*WHAT IS EXPECTED*
Lines containing "possible" are to be counted. Give the number and nothing more.

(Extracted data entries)
<<<<

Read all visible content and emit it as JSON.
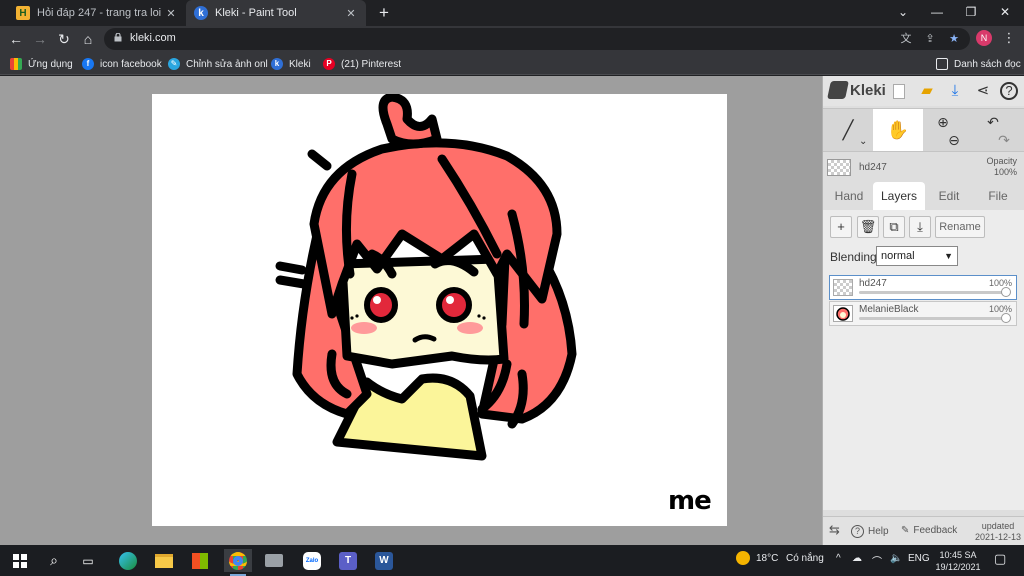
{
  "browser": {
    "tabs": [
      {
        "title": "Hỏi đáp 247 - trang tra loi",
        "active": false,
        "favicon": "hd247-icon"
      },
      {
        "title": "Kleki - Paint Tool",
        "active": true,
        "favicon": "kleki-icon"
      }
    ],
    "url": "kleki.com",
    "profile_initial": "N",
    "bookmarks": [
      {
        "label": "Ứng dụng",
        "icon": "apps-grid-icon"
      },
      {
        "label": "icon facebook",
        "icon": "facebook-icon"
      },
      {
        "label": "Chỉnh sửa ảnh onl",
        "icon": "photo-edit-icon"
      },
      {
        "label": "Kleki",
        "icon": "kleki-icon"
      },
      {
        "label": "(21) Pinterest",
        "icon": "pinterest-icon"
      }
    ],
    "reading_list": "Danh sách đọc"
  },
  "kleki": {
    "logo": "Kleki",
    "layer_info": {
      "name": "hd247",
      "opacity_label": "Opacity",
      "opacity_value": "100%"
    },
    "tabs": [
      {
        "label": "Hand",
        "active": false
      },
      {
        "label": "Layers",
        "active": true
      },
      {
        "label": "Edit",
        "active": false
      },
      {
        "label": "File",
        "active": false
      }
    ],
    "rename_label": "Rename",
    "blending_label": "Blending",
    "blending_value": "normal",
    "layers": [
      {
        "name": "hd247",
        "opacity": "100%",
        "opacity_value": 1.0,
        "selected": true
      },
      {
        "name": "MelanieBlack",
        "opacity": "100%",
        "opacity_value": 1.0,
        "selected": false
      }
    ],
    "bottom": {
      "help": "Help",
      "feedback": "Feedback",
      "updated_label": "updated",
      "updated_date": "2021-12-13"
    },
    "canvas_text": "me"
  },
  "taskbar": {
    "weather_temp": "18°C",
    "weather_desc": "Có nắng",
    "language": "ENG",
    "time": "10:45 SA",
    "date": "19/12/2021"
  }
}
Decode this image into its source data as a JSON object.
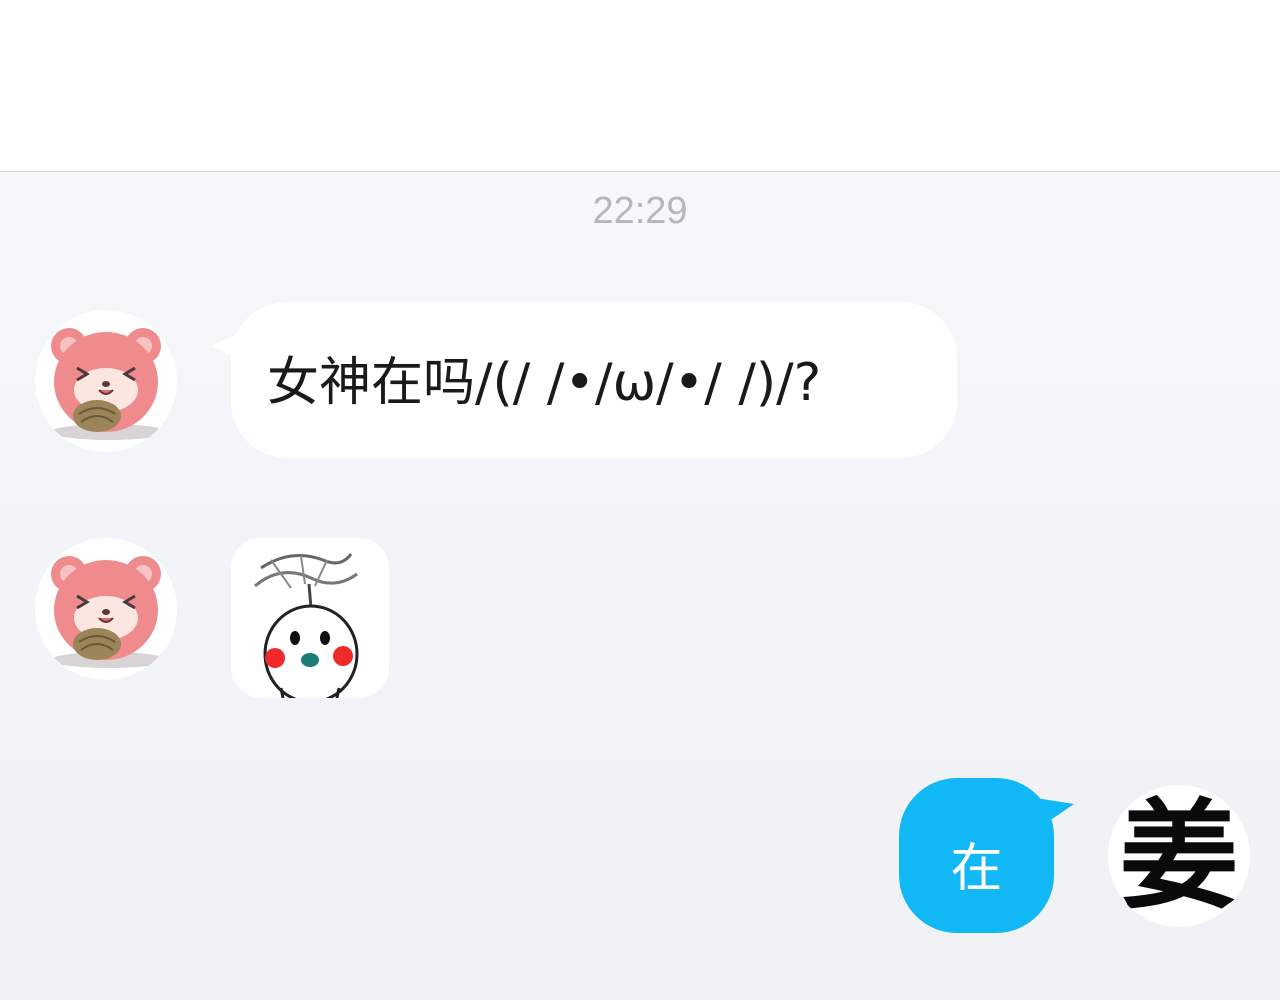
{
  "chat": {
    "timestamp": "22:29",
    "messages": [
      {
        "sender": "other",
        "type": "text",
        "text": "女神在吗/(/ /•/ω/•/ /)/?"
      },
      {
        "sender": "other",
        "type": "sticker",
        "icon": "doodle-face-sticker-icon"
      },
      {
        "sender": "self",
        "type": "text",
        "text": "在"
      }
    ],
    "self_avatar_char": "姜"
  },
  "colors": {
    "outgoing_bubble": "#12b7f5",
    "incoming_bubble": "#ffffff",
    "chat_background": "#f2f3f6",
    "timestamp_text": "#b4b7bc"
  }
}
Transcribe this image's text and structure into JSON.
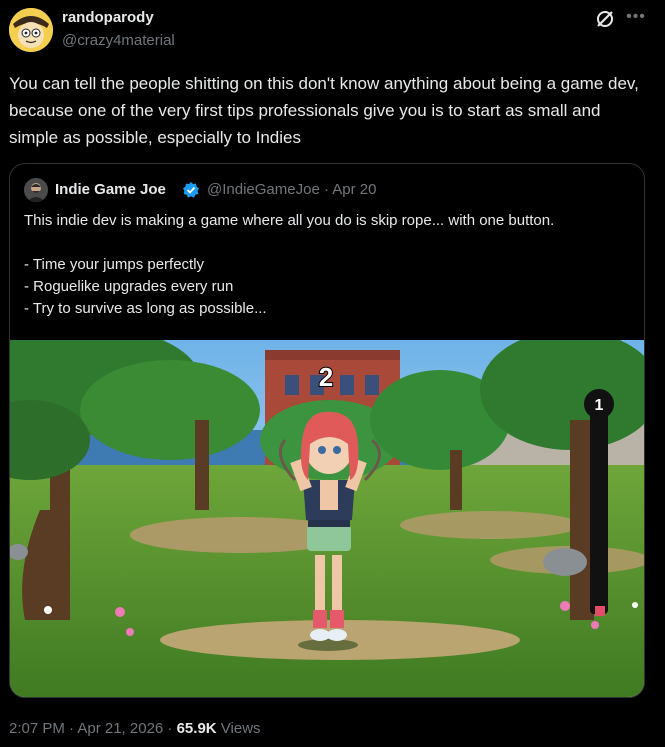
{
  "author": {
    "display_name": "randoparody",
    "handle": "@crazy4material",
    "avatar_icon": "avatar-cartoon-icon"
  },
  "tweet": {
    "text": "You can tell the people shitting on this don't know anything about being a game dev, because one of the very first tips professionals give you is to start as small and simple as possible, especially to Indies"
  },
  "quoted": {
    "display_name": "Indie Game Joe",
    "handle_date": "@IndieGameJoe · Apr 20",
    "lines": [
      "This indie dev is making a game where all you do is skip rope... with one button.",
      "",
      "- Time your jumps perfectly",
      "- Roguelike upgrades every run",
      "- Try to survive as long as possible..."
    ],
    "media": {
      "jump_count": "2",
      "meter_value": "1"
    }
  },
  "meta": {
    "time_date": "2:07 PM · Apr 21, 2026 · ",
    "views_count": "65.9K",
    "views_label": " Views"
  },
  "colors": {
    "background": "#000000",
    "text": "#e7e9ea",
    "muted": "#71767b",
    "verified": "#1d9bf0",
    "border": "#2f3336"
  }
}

>>>>
<<<<

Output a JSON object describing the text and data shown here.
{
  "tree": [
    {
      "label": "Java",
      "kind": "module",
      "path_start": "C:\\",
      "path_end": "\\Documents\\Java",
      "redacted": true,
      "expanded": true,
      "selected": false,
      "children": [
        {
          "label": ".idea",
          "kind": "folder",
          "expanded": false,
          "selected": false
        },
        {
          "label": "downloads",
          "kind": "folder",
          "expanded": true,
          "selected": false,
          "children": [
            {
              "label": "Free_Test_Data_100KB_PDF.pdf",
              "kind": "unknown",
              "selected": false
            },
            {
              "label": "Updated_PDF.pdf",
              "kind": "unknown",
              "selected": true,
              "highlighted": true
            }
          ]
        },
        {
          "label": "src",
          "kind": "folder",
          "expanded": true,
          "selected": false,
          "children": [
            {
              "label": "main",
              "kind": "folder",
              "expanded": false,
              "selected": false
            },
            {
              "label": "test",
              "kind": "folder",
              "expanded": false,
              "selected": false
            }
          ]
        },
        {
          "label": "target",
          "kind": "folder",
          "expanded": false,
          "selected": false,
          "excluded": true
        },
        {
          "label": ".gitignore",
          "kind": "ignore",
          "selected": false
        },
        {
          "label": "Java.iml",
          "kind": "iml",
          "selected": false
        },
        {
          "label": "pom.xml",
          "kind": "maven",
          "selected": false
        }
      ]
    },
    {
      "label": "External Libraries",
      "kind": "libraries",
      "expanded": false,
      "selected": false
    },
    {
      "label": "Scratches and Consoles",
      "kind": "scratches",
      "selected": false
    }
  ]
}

>>>>
<<<<

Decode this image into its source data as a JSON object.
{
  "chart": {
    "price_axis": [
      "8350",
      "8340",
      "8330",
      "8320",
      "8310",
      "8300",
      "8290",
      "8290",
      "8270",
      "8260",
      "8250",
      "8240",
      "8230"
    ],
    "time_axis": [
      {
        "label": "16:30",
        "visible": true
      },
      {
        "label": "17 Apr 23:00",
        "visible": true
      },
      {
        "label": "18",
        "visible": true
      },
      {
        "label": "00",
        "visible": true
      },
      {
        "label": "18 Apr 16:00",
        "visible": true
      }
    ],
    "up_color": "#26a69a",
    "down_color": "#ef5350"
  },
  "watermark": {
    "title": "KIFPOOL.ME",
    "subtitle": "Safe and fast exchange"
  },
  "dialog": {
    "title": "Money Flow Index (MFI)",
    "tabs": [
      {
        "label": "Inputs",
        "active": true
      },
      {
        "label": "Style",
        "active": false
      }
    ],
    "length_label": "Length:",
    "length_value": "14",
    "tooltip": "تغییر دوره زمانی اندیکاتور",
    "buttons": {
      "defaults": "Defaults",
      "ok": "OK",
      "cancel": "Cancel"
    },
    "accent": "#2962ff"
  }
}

>>>>

*EXERCISE SOLUTION*
2